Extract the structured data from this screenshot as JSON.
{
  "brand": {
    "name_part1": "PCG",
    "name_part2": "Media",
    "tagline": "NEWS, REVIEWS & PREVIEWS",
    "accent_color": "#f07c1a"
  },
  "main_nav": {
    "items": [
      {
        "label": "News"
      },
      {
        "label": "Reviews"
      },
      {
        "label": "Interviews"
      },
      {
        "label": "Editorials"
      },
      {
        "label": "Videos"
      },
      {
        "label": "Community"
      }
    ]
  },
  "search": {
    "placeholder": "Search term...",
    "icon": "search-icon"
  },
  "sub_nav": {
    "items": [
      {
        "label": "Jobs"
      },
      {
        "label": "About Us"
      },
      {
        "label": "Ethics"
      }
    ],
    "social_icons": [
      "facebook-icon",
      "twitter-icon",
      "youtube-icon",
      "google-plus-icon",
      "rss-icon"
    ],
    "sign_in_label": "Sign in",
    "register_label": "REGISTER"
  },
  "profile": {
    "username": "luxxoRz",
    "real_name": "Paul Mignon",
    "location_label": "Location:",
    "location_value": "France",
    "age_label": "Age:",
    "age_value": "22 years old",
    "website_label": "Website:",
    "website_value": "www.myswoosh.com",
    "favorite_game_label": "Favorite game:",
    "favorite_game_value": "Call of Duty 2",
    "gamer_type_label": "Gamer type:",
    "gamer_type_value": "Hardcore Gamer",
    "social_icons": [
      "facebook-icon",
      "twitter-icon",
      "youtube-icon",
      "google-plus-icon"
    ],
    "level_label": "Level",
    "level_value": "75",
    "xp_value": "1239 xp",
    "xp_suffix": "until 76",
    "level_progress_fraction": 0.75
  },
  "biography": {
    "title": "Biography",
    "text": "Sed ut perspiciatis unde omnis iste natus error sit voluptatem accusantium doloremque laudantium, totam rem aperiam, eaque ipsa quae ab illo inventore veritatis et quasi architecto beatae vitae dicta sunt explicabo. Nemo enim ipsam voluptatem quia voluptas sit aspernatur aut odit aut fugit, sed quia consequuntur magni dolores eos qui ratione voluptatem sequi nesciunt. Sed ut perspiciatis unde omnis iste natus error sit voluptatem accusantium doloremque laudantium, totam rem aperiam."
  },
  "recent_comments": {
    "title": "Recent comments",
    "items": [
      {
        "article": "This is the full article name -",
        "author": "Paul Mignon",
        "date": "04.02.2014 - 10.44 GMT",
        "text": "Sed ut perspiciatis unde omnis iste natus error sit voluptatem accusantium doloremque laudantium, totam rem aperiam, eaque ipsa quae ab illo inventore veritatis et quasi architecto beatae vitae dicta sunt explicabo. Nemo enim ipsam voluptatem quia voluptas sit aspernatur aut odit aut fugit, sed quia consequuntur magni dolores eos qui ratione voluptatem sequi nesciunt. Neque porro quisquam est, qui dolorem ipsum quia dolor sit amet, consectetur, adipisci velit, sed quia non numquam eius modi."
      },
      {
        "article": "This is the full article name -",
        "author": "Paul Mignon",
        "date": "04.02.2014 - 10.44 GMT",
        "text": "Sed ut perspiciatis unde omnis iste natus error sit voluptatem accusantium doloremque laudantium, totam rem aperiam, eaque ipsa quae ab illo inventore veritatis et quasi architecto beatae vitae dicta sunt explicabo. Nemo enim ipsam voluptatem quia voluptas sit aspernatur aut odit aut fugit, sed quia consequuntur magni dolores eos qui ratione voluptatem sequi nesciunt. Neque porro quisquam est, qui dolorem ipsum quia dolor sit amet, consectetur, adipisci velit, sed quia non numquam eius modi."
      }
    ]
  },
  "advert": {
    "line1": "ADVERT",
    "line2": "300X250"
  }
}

__THE REQUEST__:
Every line above needs to be retyped exactly.

__TASK SOLUTION__:
Extract the structured data from this screenshot as JSON.
{
  "brand": {
    "name_part1": "PCG",
    "name_part2": "Media",
    "tagline": "NEWS, REVIEWS & PREVIEWS",
    "accent_color": "#f07c1a"
  },
  "main_nav": {
    "items": [
      {
        "label": "News"
      },
      {
        "label": "Reviews"
      },
      {
        "label": "Interviews"
      },
      {
        "label": "Editorials"
      },
      {
        "label": "Videos"
      },
      {
        "label": "Community"
      }
    ]
  },
  "search": {
    "placeholder": "Search term...",
    "icon": "search-icon"
  },
  "sub_nav": {
    "items": [
      {
        "label": "Jobs"
      },
      {
        "label": "About Us"
      },
      {
        "label": "Ethics"
      }
    ],
    "social_icons": [
      "facebook-icon",
      "twitter-icon",
      "youtube-icon",
      "google-plus-icon",
      "rss-icon"
    ],
    "sign_in_label": "Sign in",
    "register_label": "REGISTER"
  },
  "profile": {
    "username": "luxxoRz",
    "real_name": "Paul Mignon",
    "location_label": "Location:",
    "location_value": "France",
    "age_label": "Age:",
    "age_value": "22 years old",
    "website_label": "Website:",
    "website_value": "www.myswoosh.com",
    "favorite_game_label": "Favorite game:",
    "favorite_game_value": "Call of Duty 2",
    "gamer_type_label": "Gamer type:",
    "gamer_type_value": "Hardcore Gamer",
    "social_icons": [
      "facebook-icon",
      "twitter-icon",
      "youtube-icon",
      "google-plus-icon"
    ],
    "level_label": "Level",
    "level_value": "75",
    "xp_value": "1239 xp",
    "xp_suffix": "until 76",
    "level_progress_fraction": 0.75
  },
  "biography": {
    "title": "Biography",
    "text": "Sed ut perspiciatis unde omnis iste natus error sit voluptatem accusantium doloremque laudantium, totam rem aperiam, eaque ipsa quae ab illo inventore veritatis et quasi architecto beatae vitae dicta sunt explicabo. Nemo enim ipsam voluptatem quia voluptas sit aspernatur aut odit aut fugit, sed quia consequuntur magni dolores eos qui ratione voluptatem sequi nesciunt. Sed ut perspiciatis unde omnis iste natus error sit voluptatem accusantium doloremque laudantium, totam rem aperiam."
  },
  "recent_comments": {
    "title": "Recent comments",
    "items": [
      {
        "article": "This is the full article name -",
        "author": "Paul Mignon",
        "date": "04.02.2014 - 10.44 GMT",
        "text": "Sed ut perspiciatis unde omnis iste natus error sit voluptatem accusantium doloremque laudantium, totam rem aperiam, eaque ipsa quae ab illo inventore veritatis et quasi architecto beatae vitae dicta sunt explicabo. Nemo enim ipsam voluptatem quia voluptas sit aspernatur aut odit aut fugit, sed quia consequuntur magni dolores eos qui ratione voluptatem sequi nesciunt. Neque porro quisquam est, qui dolorem ipsum quia dolor sit amet, consectetur, adipisci velit, sed quia non numquam eius modi."
      },
      {
        "article": "This is the full article name -",
        "author": "Paul Mignon",
        "date": "04.02.2014 - 10.44 GMT",
        "text": "Sed ut perspiciatis unde omnis iste natus error sit voluptatem accusantium doloremque laudantium, totam rem aperiam, eaque ipsa quae ab illo inventore veritatis et quasi architecto beatae vitae dicta sunt explicabo. Nemo enim ipsam voluptatem quia voluptas sit aspernatur aut odit aut fugit, sed quia consequuntur magni dolores eos qui ratione voluptatem sequi nesciunt. Neque porro quisquam est, qui dolorem ipsum quia dolor sit amet, consectetur, adipisci velit, sed quia non numquam eius modi."
      }
    ]
  },
  "advert": {
    "line1": "ADVERT",
    "line2": "300X250"
  }
}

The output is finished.